— START —

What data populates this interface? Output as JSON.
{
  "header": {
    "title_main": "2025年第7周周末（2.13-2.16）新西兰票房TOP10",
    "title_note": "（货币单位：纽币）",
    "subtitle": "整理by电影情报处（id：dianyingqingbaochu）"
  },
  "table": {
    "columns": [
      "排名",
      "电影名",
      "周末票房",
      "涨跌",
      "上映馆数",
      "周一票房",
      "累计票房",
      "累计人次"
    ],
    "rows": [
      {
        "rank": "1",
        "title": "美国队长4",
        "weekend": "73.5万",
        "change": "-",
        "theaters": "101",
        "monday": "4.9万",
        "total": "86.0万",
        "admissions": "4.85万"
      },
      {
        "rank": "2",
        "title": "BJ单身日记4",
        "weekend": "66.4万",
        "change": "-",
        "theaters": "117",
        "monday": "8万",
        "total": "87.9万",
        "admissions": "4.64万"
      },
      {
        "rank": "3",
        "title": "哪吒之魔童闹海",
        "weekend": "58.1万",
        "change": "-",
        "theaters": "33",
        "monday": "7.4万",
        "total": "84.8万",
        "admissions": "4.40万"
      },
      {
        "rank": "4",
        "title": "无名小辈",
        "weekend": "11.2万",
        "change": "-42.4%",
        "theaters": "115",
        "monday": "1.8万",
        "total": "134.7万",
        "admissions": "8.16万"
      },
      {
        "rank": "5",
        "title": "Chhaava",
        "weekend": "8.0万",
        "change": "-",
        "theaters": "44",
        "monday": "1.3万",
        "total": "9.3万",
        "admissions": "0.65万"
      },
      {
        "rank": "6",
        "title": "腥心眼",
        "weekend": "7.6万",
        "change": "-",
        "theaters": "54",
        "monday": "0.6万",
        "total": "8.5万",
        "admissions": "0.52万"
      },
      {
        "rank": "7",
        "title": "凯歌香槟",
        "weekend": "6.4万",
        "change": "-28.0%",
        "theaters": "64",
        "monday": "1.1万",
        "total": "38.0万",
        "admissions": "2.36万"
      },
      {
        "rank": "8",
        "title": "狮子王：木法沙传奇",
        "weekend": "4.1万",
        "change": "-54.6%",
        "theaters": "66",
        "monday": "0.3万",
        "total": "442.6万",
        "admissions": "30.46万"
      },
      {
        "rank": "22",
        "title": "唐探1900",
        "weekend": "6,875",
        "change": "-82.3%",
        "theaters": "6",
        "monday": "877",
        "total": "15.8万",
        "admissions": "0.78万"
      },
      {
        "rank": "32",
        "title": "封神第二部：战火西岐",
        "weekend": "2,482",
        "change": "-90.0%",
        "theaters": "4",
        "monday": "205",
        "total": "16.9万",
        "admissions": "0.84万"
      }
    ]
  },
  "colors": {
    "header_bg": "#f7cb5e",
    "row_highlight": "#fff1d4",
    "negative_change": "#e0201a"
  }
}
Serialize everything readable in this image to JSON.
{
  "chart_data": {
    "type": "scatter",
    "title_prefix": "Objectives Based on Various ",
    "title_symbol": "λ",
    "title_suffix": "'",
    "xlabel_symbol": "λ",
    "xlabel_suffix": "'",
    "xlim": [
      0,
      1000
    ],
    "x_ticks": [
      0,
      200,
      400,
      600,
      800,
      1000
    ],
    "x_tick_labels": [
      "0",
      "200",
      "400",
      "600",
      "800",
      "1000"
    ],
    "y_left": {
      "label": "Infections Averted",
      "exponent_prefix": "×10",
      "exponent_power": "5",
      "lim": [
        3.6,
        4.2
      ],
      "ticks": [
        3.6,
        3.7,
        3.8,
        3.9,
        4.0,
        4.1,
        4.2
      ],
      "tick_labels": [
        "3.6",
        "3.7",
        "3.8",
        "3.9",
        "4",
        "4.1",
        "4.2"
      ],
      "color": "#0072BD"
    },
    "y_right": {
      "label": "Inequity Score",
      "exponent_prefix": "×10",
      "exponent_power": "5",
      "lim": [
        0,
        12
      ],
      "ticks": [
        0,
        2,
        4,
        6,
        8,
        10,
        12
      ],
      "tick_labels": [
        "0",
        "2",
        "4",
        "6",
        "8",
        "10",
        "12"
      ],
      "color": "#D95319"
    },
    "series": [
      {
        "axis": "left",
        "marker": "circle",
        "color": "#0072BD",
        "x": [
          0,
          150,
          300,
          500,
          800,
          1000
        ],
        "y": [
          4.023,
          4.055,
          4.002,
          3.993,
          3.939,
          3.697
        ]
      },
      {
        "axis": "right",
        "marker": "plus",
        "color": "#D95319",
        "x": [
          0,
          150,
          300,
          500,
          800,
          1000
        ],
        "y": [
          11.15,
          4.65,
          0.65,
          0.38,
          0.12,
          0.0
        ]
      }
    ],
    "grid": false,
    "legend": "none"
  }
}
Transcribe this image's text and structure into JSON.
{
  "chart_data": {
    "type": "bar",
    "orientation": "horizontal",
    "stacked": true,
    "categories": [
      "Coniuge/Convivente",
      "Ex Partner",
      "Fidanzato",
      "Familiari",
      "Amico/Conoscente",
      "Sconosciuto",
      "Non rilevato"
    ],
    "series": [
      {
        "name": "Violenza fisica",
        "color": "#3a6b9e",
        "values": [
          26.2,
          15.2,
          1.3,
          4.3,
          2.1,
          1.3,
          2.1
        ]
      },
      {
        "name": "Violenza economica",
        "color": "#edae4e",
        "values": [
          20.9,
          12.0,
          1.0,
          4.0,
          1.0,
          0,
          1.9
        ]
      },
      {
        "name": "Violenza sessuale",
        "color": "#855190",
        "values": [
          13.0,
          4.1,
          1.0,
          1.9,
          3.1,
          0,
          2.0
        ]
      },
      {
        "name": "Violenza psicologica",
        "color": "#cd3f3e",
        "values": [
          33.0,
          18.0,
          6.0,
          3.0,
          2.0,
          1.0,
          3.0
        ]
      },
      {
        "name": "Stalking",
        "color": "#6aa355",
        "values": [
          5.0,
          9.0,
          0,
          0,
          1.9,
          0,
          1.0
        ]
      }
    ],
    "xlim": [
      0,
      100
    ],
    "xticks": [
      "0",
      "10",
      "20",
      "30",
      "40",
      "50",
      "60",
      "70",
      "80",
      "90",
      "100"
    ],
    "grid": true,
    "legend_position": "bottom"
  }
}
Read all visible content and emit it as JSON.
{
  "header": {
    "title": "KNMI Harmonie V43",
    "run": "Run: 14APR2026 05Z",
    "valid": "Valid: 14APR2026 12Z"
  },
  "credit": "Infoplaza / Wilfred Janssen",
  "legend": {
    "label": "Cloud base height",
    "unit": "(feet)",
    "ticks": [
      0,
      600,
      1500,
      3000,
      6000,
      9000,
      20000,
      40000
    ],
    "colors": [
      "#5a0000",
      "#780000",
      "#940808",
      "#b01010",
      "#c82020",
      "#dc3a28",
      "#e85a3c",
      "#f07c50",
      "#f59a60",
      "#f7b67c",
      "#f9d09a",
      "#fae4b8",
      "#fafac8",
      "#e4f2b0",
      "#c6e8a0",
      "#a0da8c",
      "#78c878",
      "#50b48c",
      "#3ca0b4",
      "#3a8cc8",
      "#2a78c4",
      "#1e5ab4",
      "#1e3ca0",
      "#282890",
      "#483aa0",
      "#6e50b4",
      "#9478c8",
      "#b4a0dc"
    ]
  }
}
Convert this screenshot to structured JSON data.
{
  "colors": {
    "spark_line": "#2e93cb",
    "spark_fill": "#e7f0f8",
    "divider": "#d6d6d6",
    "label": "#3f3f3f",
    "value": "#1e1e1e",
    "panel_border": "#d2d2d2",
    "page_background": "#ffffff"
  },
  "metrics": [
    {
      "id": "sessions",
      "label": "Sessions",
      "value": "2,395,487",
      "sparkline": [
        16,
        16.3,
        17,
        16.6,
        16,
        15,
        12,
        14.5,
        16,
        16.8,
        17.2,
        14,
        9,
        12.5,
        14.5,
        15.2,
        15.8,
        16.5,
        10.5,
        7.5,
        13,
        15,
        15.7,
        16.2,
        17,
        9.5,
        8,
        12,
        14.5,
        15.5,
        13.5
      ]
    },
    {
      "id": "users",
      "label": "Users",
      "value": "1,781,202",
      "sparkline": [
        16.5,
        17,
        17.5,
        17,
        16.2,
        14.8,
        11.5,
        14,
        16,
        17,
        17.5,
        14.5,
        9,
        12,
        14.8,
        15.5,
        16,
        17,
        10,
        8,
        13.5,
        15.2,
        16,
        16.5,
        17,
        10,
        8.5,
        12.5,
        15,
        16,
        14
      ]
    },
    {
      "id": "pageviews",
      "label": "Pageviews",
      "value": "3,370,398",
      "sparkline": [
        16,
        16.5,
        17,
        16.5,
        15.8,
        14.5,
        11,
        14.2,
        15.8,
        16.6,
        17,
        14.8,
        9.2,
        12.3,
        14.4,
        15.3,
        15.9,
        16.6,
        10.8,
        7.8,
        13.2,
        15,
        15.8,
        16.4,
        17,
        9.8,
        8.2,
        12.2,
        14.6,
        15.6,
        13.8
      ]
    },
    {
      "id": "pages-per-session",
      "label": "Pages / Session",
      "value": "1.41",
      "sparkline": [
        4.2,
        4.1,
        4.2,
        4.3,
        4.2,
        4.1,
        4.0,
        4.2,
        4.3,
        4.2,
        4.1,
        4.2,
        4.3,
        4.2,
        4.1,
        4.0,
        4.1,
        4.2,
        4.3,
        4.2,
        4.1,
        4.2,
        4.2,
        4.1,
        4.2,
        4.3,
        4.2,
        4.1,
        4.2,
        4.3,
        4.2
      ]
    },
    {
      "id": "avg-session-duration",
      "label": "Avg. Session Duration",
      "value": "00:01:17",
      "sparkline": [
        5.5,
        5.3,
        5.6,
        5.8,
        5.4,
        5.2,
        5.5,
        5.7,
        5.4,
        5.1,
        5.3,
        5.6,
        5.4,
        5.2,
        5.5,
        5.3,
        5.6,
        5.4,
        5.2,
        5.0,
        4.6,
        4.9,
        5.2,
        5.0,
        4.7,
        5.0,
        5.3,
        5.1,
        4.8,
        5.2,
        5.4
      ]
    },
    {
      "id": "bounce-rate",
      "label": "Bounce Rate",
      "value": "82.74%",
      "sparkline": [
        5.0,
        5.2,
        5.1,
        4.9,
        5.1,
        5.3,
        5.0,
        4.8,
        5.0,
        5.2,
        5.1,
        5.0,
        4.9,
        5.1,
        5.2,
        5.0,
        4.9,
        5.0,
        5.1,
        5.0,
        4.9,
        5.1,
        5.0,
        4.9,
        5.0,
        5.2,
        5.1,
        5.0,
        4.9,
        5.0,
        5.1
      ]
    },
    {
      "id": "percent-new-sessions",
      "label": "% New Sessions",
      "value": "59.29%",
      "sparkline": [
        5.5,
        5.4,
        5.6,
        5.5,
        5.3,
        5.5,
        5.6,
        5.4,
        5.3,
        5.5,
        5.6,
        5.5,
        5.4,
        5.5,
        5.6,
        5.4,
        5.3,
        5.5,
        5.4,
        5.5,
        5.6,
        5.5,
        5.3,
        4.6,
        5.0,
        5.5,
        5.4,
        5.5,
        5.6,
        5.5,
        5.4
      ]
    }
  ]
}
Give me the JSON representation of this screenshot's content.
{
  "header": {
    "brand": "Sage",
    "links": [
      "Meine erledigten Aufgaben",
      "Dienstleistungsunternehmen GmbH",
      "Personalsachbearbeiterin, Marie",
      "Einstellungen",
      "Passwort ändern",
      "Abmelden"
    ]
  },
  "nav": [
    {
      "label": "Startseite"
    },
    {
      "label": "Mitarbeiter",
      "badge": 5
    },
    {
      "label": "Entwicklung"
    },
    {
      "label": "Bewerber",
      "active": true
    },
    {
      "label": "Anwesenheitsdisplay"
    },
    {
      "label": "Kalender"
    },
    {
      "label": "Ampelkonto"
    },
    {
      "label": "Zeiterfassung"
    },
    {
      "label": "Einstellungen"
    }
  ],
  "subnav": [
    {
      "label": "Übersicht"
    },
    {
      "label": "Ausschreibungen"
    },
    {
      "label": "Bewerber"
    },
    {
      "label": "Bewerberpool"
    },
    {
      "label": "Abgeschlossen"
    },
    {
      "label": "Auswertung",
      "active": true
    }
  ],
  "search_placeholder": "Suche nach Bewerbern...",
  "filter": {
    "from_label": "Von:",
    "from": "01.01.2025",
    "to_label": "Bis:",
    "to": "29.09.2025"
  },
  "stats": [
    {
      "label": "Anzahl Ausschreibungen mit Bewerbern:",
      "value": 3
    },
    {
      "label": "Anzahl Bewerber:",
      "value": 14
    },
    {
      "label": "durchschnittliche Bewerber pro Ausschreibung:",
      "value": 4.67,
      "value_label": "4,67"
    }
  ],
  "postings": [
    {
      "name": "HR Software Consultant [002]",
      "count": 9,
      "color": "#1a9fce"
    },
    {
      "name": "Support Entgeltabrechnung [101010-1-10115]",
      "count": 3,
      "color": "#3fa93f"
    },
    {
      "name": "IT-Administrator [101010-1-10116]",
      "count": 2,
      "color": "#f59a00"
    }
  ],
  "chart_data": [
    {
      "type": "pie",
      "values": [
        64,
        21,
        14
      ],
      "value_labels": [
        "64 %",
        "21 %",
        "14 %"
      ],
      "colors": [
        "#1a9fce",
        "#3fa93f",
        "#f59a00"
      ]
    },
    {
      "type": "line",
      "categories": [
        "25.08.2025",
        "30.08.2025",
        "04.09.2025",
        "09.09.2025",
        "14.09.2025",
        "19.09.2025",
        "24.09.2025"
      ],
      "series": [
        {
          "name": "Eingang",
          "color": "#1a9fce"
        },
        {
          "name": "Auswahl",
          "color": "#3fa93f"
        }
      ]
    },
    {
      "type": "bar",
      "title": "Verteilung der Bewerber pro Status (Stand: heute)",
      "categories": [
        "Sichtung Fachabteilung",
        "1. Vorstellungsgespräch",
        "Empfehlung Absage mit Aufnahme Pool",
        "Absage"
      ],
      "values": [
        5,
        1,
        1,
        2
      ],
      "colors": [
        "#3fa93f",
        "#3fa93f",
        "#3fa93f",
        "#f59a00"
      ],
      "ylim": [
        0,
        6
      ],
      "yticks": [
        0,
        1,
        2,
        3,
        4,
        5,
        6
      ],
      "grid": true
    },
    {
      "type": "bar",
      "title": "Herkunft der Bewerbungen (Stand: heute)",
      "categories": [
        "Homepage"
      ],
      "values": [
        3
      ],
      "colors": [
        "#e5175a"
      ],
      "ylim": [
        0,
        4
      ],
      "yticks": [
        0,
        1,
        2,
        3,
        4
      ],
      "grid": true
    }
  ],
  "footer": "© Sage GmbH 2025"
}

— END —

Aim of the exercise: Find the string "JSON" in the records, then copy each line where it occurs.

Response:
What data populates this interface? Output as JSON.
Serialize everything readable in this image to JSON.
Transcribe this image's text and structure into JSON.
Read all visible content and emit it as JSON.
Convert this screenshot to structured JSON data.
Give me the JSON representation of this screenshot's content.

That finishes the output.